::: EXERCISE MATERIALS :::

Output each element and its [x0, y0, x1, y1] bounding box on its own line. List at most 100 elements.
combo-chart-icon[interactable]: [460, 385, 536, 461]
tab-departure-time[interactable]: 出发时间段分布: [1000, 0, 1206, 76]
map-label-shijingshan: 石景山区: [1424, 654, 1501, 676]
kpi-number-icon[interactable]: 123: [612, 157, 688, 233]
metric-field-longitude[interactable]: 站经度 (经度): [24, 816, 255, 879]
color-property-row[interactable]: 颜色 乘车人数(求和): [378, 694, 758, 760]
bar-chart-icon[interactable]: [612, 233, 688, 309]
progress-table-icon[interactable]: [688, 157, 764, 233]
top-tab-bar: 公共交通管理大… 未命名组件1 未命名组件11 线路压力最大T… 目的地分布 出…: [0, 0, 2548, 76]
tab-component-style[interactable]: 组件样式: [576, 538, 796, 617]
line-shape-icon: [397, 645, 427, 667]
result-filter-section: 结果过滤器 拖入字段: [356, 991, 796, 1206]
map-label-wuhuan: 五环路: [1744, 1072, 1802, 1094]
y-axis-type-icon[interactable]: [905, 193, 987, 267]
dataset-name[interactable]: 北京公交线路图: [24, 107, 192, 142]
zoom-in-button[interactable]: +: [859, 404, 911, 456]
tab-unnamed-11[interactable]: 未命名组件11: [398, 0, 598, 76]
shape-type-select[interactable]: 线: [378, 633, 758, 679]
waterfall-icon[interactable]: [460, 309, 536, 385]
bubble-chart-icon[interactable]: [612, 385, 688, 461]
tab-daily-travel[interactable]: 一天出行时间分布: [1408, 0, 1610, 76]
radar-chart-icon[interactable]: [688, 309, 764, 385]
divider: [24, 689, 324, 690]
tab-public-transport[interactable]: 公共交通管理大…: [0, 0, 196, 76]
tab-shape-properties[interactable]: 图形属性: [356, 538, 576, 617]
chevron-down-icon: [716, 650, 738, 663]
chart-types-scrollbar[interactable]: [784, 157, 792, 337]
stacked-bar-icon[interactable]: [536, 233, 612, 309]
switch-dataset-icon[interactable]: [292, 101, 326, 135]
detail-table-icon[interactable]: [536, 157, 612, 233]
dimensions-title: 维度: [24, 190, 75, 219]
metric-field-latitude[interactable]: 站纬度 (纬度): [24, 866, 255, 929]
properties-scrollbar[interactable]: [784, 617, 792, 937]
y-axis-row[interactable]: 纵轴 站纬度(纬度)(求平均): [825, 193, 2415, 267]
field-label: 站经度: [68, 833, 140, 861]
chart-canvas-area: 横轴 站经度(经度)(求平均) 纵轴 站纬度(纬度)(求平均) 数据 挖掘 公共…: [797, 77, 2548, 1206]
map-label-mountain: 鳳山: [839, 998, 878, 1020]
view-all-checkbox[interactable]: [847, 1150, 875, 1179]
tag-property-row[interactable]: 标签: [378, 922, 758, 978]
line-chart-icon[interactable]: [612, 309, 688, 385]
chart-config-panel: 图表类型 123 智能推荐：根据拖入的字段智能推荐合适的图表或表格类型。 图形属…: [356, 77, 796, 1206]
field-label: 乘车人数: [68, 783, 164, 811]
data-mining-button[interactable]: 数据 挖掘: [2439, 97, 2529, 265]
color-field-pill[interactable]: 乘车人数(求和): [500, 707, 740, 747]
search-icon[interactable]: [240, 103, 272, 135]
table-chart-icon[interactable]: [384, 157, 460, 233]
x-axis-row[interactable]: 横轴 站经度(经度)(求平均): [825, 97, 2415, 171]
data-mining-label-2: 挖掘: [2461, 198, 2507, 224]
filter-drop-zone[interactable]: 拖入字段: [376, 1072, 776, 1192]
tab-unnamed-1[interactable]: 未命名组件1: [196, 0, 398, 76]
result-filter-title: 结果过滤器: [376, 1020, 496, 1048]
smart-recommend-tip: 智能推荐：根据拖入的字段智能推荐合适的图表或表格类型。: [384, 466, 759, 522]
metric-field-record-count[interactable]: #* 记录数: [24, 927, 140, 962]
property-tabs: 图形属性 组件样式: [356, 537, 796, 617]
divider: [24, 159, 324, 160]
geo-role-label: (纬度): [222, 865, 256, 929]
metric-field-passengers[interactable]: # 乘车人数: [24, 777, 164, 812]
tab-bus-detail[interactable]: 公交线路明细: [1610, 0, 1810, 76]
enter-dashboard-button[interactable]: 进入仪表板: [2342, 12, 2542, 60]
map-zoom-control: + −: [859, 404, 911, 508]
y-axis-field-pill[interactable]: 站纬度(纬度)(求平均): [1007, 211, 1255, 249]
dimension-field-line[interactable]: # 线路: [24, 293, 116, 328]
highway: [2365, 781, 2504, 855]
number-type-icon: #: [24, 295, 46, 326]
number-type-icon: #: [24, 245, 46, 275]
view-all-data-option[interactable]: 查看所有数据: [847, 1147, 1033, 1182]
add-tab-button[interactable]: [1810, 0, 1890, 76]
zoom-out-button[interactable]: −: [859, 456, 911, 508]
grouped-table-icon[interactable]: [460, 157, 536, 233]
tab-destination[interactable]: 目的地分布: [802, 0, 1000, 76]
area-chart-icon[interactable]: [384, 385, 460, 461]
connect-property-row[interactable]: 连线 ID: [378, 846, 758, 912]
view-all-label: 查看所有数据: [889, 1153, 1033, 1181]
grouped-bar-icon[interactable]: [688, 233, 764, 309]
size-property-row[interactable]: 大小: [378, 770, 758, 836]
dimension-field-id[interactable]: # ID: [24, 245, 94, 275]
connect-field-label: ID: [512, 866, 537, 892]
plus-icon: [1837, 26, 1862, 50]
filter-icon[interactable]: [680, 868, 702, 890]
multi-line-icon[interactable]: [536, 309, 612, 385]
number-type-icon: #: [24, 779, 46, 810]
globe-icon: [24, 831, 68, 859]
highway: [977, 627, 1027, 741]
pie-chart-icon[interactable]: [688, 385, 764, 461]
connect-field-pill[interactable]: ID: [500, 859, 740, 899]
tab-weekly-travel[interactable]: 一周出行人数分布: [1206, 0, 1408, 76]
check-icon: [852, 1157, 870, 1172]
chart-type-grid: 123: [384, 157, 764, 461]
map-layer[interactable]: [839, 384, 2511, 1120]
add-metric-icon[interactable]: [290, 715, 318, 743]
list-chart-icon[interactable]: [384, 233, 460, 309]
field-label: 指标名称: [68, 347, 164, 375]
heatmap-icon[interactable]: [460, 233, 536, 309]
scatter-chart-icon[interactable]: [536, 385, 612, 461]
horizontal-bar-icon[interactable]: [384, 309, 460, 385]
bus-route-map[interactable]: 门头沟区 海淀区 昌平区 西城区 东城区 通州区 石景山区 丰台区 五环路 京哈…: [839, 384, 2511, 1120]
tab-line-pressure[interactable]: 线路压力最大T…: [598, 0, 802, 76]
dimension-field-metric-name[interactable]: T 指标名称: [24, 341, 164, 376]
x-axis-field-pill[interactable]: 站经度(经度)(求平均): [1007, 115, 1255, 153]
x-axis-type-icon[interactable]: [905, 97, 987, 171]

:::

# [TASK INSTRUCTIONS]
Reproduce everything from the beginning of the material down to and including the line that contains "map-label-shijingshan: 石景山区: [1424, 654, 1501, 676]", character for character.

# [SOLUTION TO THIS EXERCISE]
Output each element and its [x0, y0, x1, y1] bounding box on its own line. List at most 100 elements.
combo-chart-icon[interactable]: [460, 385, 536, 461]
tab-departure-time[interactable]: 出发时间段分布: [1000, 0, 1206, 76]
map-label-shijingshan: 石景山区: [1424, 654, 1501, 676]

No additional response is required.